MATERIALS PROVIDED
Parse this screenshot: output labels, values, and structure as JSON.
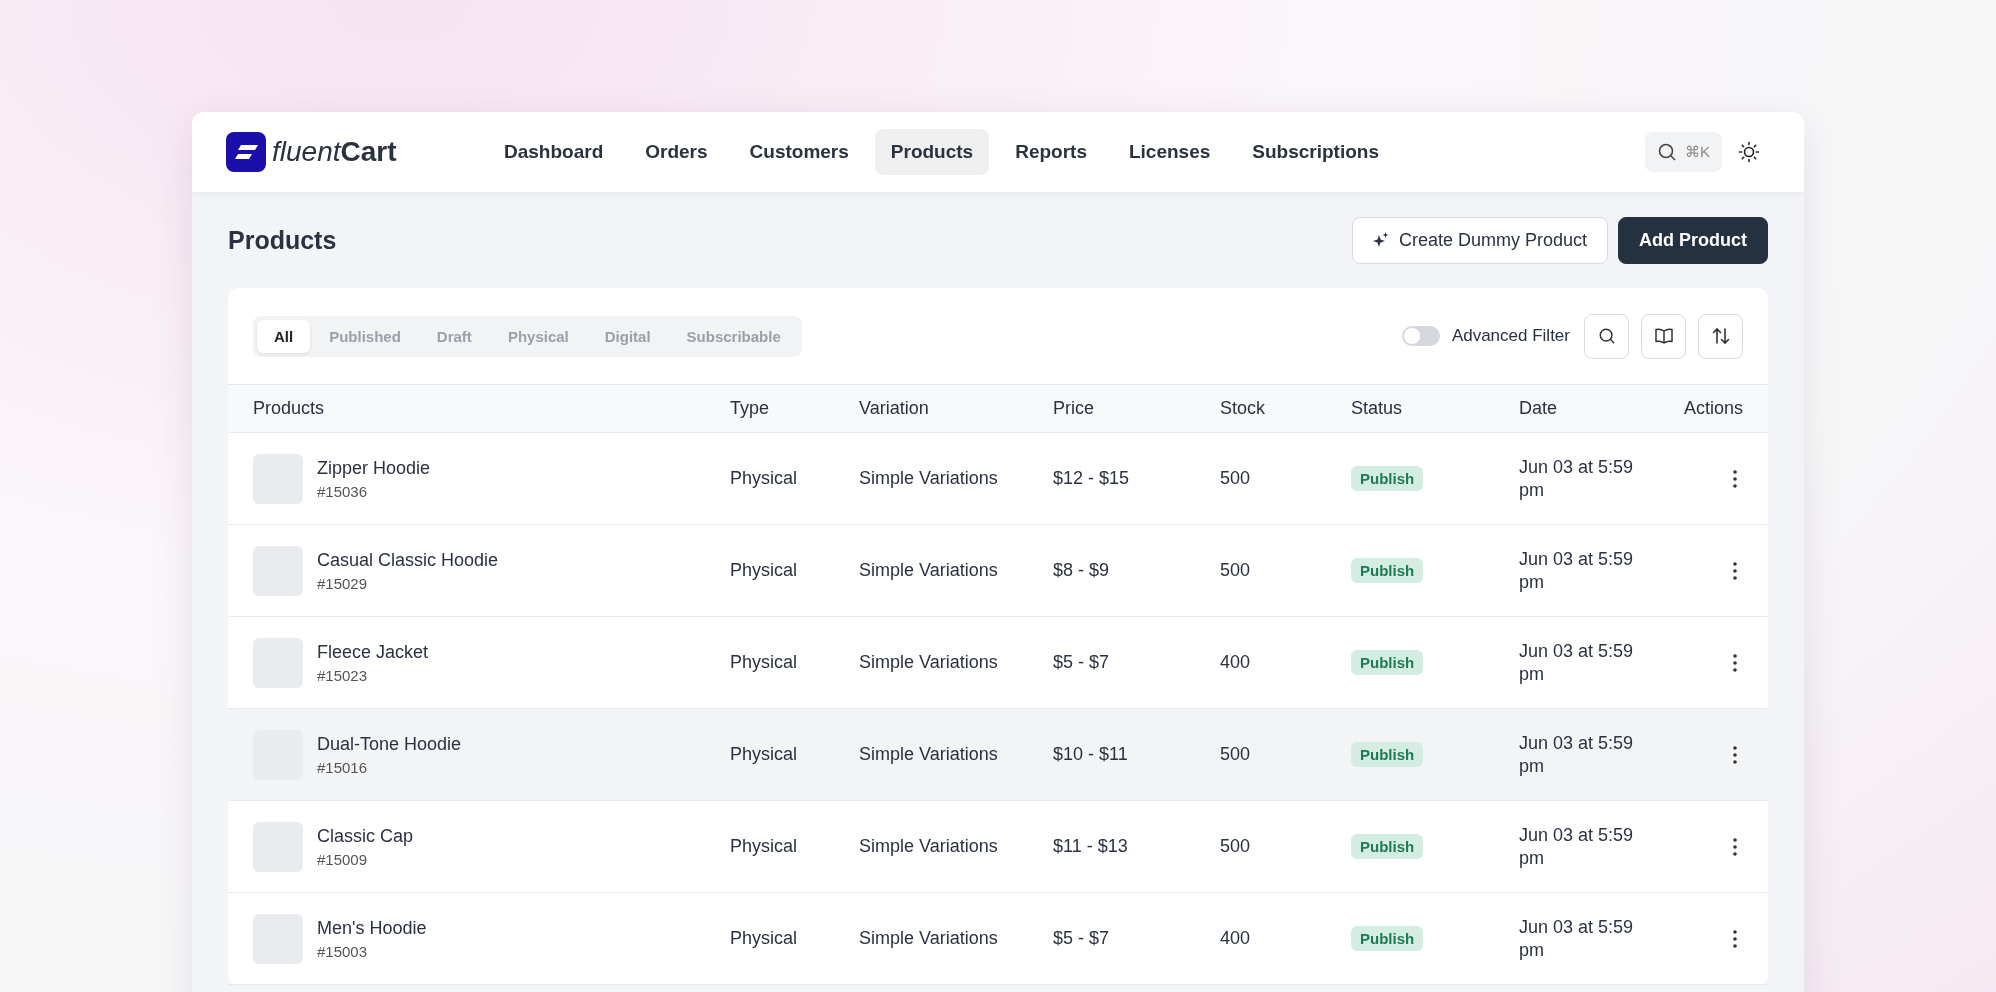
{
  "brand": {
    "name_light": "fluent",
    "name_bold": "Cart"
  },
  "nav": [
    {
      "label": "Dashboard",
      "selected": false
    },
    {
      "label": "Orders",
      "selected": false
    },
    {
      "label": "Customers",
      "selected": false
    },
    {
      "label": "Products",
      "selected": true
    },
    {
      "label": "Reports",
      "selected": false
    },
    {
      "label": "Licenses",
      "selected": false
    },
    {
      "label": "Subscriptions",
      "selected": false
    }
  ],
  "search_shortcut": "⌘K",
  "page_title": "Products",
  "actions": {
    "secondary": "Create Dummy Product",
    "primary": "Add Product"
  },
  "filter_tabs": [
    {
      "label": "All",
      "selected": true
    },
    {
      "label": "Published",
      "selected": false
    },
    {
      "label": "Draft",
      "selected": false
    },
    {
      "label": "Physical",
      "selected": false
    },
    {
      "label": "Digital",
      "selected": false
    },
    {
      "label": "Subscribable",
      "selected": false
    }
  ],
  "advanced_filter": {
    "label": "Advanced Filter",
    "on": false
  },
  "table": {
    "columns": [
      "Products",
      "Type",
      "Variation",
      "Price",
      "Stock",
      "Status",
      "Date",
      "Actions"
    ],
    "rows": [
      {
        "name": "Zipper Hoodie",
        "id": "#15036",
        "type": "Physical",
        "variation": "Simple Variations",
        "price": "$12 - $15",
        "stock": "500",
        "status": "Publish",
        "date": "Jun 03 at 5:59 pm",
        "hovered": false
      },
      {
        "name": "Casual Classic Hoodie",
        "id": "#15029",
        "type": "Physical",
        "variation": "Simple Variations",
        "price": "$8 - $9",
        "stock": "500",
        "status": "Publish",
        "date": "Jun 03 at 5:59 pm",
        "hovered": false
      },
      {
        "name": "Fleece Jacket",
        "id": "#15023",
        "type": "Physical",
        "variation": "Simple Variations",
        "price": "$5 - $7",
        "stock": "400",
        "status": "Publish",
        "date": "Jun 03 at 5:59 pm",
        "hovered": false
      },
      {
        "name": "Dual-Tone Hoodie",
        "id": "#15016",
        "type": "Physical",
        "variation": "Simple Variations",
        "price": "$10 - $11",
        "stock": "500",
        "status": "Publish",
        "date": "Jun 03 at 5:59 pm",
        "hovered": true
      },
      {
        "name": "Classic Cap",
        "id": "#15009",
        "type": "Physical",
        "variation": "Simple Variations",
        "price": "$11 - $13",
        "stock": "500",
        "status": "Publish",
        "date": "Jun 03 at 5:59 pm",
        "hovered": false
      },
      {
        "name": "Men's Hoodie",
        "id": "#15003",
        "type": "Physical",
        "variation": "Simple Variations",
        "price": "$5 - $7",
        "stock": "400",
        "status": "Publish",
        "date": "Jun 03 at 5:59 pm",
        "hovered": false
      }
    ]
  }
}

WRITTEN PROBLEM
Pictures are excluded; copy every other part of the records exactly.

EXERCISE ANSWER
Parse this screenshot: output labels, values, and structure as JSON.
{
  "brand": {
    "name_light": "fluent",
    "name_bold": "Cart"
  },
  "nav": [
    {
      "label": "Dashboard",
      "selected": false
    },
    {
      "label": "Orders",
      "selected": false
    },
    {
      "label": "Customers",
      "selected": false
    },
    {
      "label": "Products",
      "selected": true
    },
    {
      "label": "Reports",
      "selected": false
    },
    {
      "label": "Licenses",
      "selected": false
    },
    {
      "label": "Subscriptions",
      "selected": false
    }
  ],
  "search_shortcut": "⌘K",
  "page_title": "Products",
  "actions": {
    "secondary": "Create Dummy Product",
    "primary": "Add Product"
  },
  "filter_tabs": [
    {
      "label": "All",
      "selected": true
    },
    {
      "label": "Published",
      "selected": false
    },
    {
      "label": "Draft",
      "selected": false
    },
    {
      "label": "Physical",
      "selected": false
    },
    {
      "label": "Digital",
      "selected": false
    },
    {
      "label": "Subscribable",
      "selected": false
    }
  ],
  "advanced_filter": {
    "label": "Advanced Filter",
    "on": false
  },
  "table": {
    "columns": [
      "Products",
      "Type",
      "Variation",
      "Price",
      "Stock",
      "Status",
      "Date",
      "Actions"
    ],
    "rows": [
      {
        "name": "Zipper Hoodie",
        "id": "#15036",
        "type": "Physical",
        "variation": "Simple Variations",
        "price": "$12 - $15",
        "stock": "500",
        "status": "Publish",
        "date": "Jun 03 at 5:59 pm",
        "hovered": false
      },
      {
        "name": "Casual Classic Hoodie",
        "id": "#15029",
        "type": "Physical",
        "variation": "Simple Variations",
        "price": "$8 - $9",
        "stock": "500",
        "status": "Publish",
        "date": "Jun 03 at 5:59 pm",
        "hovered": false
      },
      {
        "name": "Fleece Jacket",
        "id": "#15023",
        "type": "Physical",
        "variation": "Simple Variations",
        "price": "$5 - $7",
        "stock": "400",
        "status": "Publish",
        "date": "Jun 03 at 5:59 pm",
        "hovered": false
      },
      {
        "name": "Dual-Tone Hoodie",
        "id": "#15016",
        "type": "Physical",
        "variation": "Simple Variations",
        "price": "$10 - $11",
        "stock": "500",
        "status": "Publish",
        "date": "Jun 03 at 5:59 pm",
        "hovered": true
      },
      {
        "name": "Classic Cap",
        "id": "#15009",
        "type": "Physical",
        "variation": "Simple Variations",
        "price": "$11 - $13",
        "stock": "500",
        "status": "Publish",
        "date": "Jun 03 at 5:59 pm",
        "hovered": false
      },
      {
        "name": "Men's Hoodie",
        "id": "#15003",
        "type": "Physical",
        "variation": "Simple Variations",
        "price": "$5 - $7",
        "stock": "400",
        "status": "Publish",
        "date": "Jun 03 at 5:59 pm",
        "hovered": false
      }
    ]
  }
}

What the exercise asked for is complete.